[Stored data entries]
[start]

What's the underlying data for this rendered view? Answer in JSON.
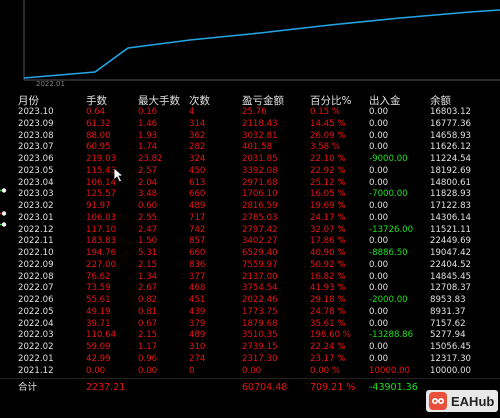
{
  "chart": {
    "xlabel": "2022.01",
    "line_color": "#22a6e8",
    "points": [
      [
        24,
        78
      ],
      [
        95,
        72
      ],
      [
        128,
        48
      ],
      [
        190,
        40
      ],
      [
        260,
        33
      ],
      [
        330,
        25
      ],
      [
        400,
        18
      ],
      [
        470,
        12
      ],
      [
        500,
        10
      ]
    ]
  },
  "columns": {
    "month": "月份",
    "hands": "手数",
    "max_hands": "最大手数",
    "count": "次数",
    "pnl": "盈亏金额",
    "pct": "百分比%",
    "inout": "出入金",
    "balance": "余额"
  },
  "rows": [
    {
      "month": "2023.10",
      "hands": "0.64",
      "max_hands": "0.16",
      "count": "4",
      "pnl": "25.76",
      "pct": "0.15 %",
      "inout": "0.00",
      "balance": "16803.12",
      "inout_color": "wht"
    },
    {
      "month": "2023.09",
      "hands": "61.32",
      "max_hands": "1.46",
      "count": "314",
      "pnl": "2118.43",
      "pct": "14.45 %",
      "inout": "0.00",
      "balance": "16777.36",
      "inout_color": "wht"
    },
    {
      "month": "2023.08",
      "hands": "88.00",
      "max_hands": "1.93",
      "count": "362",
      "pnl": "3032.81",
      "pct": "26.09 %",
      "inout": "0.00",
      "balance": "14658.93",
      "inout_color": "wht"
    },
    {
      "month": "2023.07",
      "hands": "60.95",
      "max_hands": "1.74",
      "count": "282",
      "pnl": "401.58",
      "pct": "3.58 %",
      "inout": "0.00",
      "balance": "11626.12",
      "inout_color": "wht"
    },
    {
      "month": "2023.06",
      "hands": "219.03",
      "max_hands": "23.82",
      "count": "324",
      "pnl": "2031.85",
      "pct": "22.10 %",
      "inout": "-9000.00",
      "balance": "11224.54",
      "inout_color": "green"
    },
    {
      "month": "2023.05",
      "hands": "115.43",
      "max_hands": "2.57",
      "count": "450",
      "pnl": "3392.08",
      "pct": "22.92 %",
      "inout": "0.00",
      "balance": "18192.69",
      "inout_color": "wht"
    },
    {
      "month": "2023.04",
      "hands": "106.14",
      "max_hands": "2.04",
      "count": "613",
      "pnl": "2971.68",
      "pct": "25.12 %",
      "inout": "0.00",
      "balance": "14800.61",
      "inout_color": "wht"
    },
    {
      "month": "2023.03",
      "hands": "125.57",
      "max_hands": "3.48",
      "count": "660",
      "pnl": "1706.10",
      "pct": "16.05 %",
      "inout": "-7000.00",
      "balance": "11828.93",
      "inout_color": "green"
    },
    {
      "month": "2023.02",
      "hands": "91.97",
      "max_hands": "0.60",
      "count": "489",
      "pnl": "2816.59",
      "pct": "19.69 %",
      "inout": "0.00",
      "balance": "17122.83",
      "inout_color": "wht"
    },
    {
      "month": "2023.01",
      "hands": "106.03",
      "max_hands": "2.55",
      "count": "717",
      "pnl": "2785.03",
      "pct": "24.17 %",
      "inout": "0.00",
      "balance": "14306.14",
      "inout_color": "wht"
    },
    {
      "month": "2022.12",
      "hands": "117.10",
      "max_hands": "2.47",
      "count": "742",
      "pnl": "2797.42",
      "pct": "32.07 %",
      "inout": "-13726.00",
      "balance": "11521.11",
      "inout_color": "green"
    },
    {
      "month": "2022.11",
      "hands": "183.83",
      "max_hands": "1.50",
      "count": "857",
      "pnl": "3402.27",
      "pct": "17.86 %",
      "inout": "0.00",
      "balance": "22449.69",
      "inout_color": "wht"
    },
    {
      "month": "2022.10",
      "hands": "194.76",
      "max_hands": "5.31",
      "count": "660",
      "pnl": "6529.40",
      "pct": "40.90 %",
      "inout": "-8886.50",
      "balance": "19047.42",
      "inout_color": "green"
    },
    {
      "month": "2022.09",
      "hands": "227.00",
      "max_hands": "2.15",
      "count": "836",
      "pnl": "7559.97",
      "pct": "50.92 %",
      "inout": "0.00",
      "balance": "22404.52",
      "inout_color": "wht"
    },
    {
      "month": "2022.08",
      "hands": "76.62",
      "max_hands": "1.34",
      "count": "377",
      "pnl": "2137.00",
      "pct": "16.82 %",
      "inout": "0.00",
      "balance": "14845.45",
      "inout_color": "wht"
    },
    {
      "month": "2022.07",
      "hands": "73.59",
      "max_hands": "2.67",
      "count": "468",
      "pnl": "3754.54",
      "pct": "41.93 %",
      "inout": "0.00",
      "balance": "12708.37",
      "inout_color": "wht"
    },
    {
      "month": "2022.06",
      "hands": "55.61",
      "max_hands": "0.82",
      "count": "451",
      "pnl": "2022.46",
      "pct": "29.18 %",
      "inout": "-2000.00",
      "balance": "8953.83",
      "inout_color": "green"
    },
    {
      "month": "2022.05",
      "hands": "49.19",
      "max_hands": "0.81",
      "count": "439",
      "pnl": "1773.75",
      "pct": "24.78 %",
      "inout": "0.00",
      "balance": "8931.37",
      "inout_color": "wht"
    },
    {
      "month": "2022.04",
      "hands": "39.71",
      "max_hands": "0.67",
      "count": "379",
      "pnl": "1879.68",
      "pct": "35.61 %",
      "inout": "0.00",
      "balance": "7157.62",
      "inout_color": "wht"
    },
    {
      "month": "2022.03",
      "hands": "110.64",
      "max_hands": "2.15",
      "count": "489",
      "pnl": "3510.35",
      "pct": "198.60 %",
      "inout": "-13288.86",
      "balance": "5277.94",
      "inout_color": "green"
    },
    {
      "month": "2022.02",
      "hands": "59.09",
      "max_hands": "1.17",
      "count": "310",
      "pnl": "2739.15",
      "pct": "22.24 %",
      "inout": "0.00",
      "balance": "15056.45",
      "inout_color": "wht"
    },
    {
      "month": "2022.01",
      "hands": "42.99",
      "max_hands": "0.96",
      "count": "274",
      "pnl": "2317.30",
      "pct": "23.17 %",
      "inout": "0.00",
      "balance": "12317.30",
      "inout_color": "wht"
    },
    {
      "month": "2021.12",
      "hands": "0.00",
      "max_hands": "0.00",
      "count": "0",
      "pnl": "0.00",
      "pct": "0.00 %",
      "inout": "10000.00",
      "balance": "10000.00",
      "inout_color": "red"
    }
  ],
  "total": {
    "label": "合计",
    "hands": "2237.21",
    "pnl": "60704.48",
    "pct": "709.21 %",
    "inout": "-43901.36"
  },
  "watermark": {
    "text": "EAHub",
    "logo_color": "#e8503a"
  }
}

[end]

Direction => Repeat the material above in full and unchanged, minus its images.

Task response =>
What's the underlying data for this rendered view? Answer in JSON.
{
  "chart": {
    "xlabel": "2022.01",
    "line_color": "#22a6e8",
    "points": [
      [
        24,
        78
      ],
      [
        95,
        72
      ],
      [
        128,
        48
      ],
      [
        190,
        40
      ],
      [
        260,
        33
      ],
      [
        330,
        25
      ],
      [
        400,
        18
      ],
      [
        470,
        12
      ],
      [
        500,
        10
      ]
    ]
  },
  "columns": {
    "month": "月份",
    "hands": "手数",
    "max_hands": "最大手数",
    "count": "次数",
    "pnl": "盈亏金额",
    "pct": "百分比%",
    "inout": "出入金",
    "balance": "余额"
  },
  "rows": [
    {
      "month": "2023.10",
      "hands": "0.64",
      "max_hands": "0.16",
      "count": "4",
      "pnl": "25.76",
      "pct": "0.15 %",
      "inout": "0.00",
      "balance": "16803.12",
      "inout_color": "wht"
    },
    {
      "month": "2023.09",
      "hands": "61.32",
      "max_hands": "1.46",
      "count": "314",
      "pnl": "2118.43",
      "pct": "14.45 %",
      "inout": "0.00",
      "balance": "16777.36",
      "inout_color": "wht"
    },
    {
      "month": "2023.08",
      "hands": "88.00",
      "max_hands": "1.93",
      "count": "362",
      "pnl": "3032.81",
      "pct": "26.09 %",
      "inout": "0.00",
      "balance": "14658.93",
      "inout_color": "wht"
    },
    {
      "month": "2023.07",
      "hands": "60.95",
      "max_hands": "1.74",
      "count": "282",
      "pnl": "401.58",
      "pct": "3.58 %",
      "inout": "0.00",
      "balance": "11626.12",
      "inout_color": "wht"
    },
    {
      "month": "2023.06",
      "hands": "219.03",
      "max_hands": "23.82",
      "count": "324",
      "pnl": "2031.85",
      "pct": "22.10 %",
      "inout": "-9000.00",
      "balance": "11224.54",
      "inout_color": "green"
    },
    {
      "month": "2023.05",
      "hands": "115.43",
      "max_hands": "2.57",
      "count": "450",
      "pnl": "3392.08",
      "pct": "22.92 %",
      "inout": "0.00",
      "balance": "18192.69",
      "inout_color": "wht"
    },
    {
      "month": "2023.04",
      "hands": "106.14",
      "max_hands": "2.04",
      "count": "613",
      "pnl": "2971.68",
      "pct": "25.12 %",
      "inout": "0.00",
      "balance": "14800.61",
      "inout_color": "wht"
    },
    {
      "month": "2023.03",
      "hands": "125.57",
      "max_hands": "3.48",
      "count": "660",
      "pnl": "1706.10",
      "pct": "16.05 %",
      "inout": "-7000.00",
      "balance": "11828.93",
      "inout_color": "green"
    },
    {
      "month": "2023.02",
      "hands": "91.97",
      "max_hands": "0.60",
      "count": "489",
      "pnl": "2816.59",
      "pct": "19.69 %",
      "inout": "0.00",
      "balance": "17122.83",
      "inout_color": "wht"
    },
    {
      "month": "2023.01",
      "hands": "106.03",
      "max_hands": "2.55",
      "count": "717",
      "pnl": "2785.03",
      "pct": "24.17 %",
      "inout": "0.00",
      "balance": "14306.14",
      "inout_color": "wht"
    },
    {
      "month": "2022.12",
      "hands": "117.10",
      "max_hands": "2.47",
      "count": "742",
      "pnl": "2797.42",
      "pct": "32.07 %",
      "inout": "-13726.00",
      "balance": "11521.11",
      "inout_color": "green"
    },
    {
      "month": "2022.11",
      "hands": "183.83",
      "max_hands": "1.50",
      "count": "857",
      "pnl": "3402.27",
      "pct": "17.86 %",
      "inout": "0.00",
      "balance": "22449.69",
      "inout_color": "wht"
    },
    {
      "month": "2022.10",
      "hands": "194.76",
      "max_hands": "5.31",
      "count": "660",
      "pnl": "6529.40",
      "pct": "40.90 %",
      "inout": "-8886.50",
      "balance": "19047.42",
      "inout_color": "green"
    },
    {
      "month": "2022.09",
      "hands": "227.00",
      "max_hands": "2.15",
      "count": "836",
      "pnl": "7559.97",
      "pct": "50.92 %",
      "inout": "0.00",
      "balance": "22404.52",
      "inout_color": "wht"
    },
    {
      "month": "2022.08",
      "hands": "76.62",
      "max_hands": "1.34",
      "count": "377",
      "pnl": "2137.00",
      "pct": "16.82 %",
      "inout": "0.00",
      "balance": "14845.45",
      "inout_color": "wht"
    },
    {
      "month": "2022.07",
      "hands": "73.59",
      "max_hands": "2.67",
      "count": "468",
      "pnl": "3754.54",
      "pct": "41.93 %",
      "inout": "0.00",
      "balance": "12708.37",
      "inout_color": "wht"
    },
    {
      "month": "2022.06",
      "hands": "55.61",
      "max_hands": "0.82",
      "count": "451",
      "pnl": "2022.46",
      "pct": "29.18 %",
      "inout": "-2000.00",
      "balance": "8953.83",
      "inout_color": "green"
    },
    {
      "month": "2022.05",
      "hands": "49.19",
      "max_hands": "0.81",
      "count": "439",
      "pnl": "1773.75",
      "pct": "24.78 %",
      "inout": "0.00",
      "balance": "8931.37",
      "inout_color": "wht"
    },
    {
      "month": "2022.04",
      "hands": "39.71",
      "max_hands": "0.67",
      "count": "379",
      "pnl": "1879.68",
      "pct": "35.61 %",
      "inout": "0.00",
      "balance": "7157.62",
      "inout_color": "wht"
    },
    {
      "month": "2022.03",
      "hands": "110.64",
      "max_hands": "2.15",
      "count": "489",
      "pnl": "3510.35",
      "pct": "198.60 %",
      "inout": "-13288.86",
      "balance": "5277.94",
      "inout_color": "green"
    },
    {
      "month": "2022.02",
      "hands": "59.09",
      "max_hands": "1.17",
      "count": "310",
      "pnl": "2739.15",
      "pct": "22.24 %",
      "inout": "0.00",
      "balance": "15056.45",
      "inout_color": "wht"
    },
    {
      "month": "2022.01",
      "hands": "42.99",
      "max_hands": "0.96",
      "count": "274",
      "pnl": "2317.30",
      "pct": "23.17 %",
      "inout": "0.00",
      "balance": "12317.30",
      "inout_color": "wht"
    },
    {
      "month": "2021.12",
      "hands": "0.00",
      "max_hands": "0.00",
      "count": "0",
      "pnl": "0.00",
      "pct": "0.00 %",
      "inout": "10000.00",
      "balance": "10000.00",
      "inout_color": "red"
    }
  ],
  "total": {
    "label": "合计",
    "hands": "2237.21",
    "pnl": "60704.48",
    "pct": "709.21 %",
    "inout": "-43901.36"
  },
  "watermark": {
    "text": "EAHub",
    "logo_color": "#e8503a"
  }
}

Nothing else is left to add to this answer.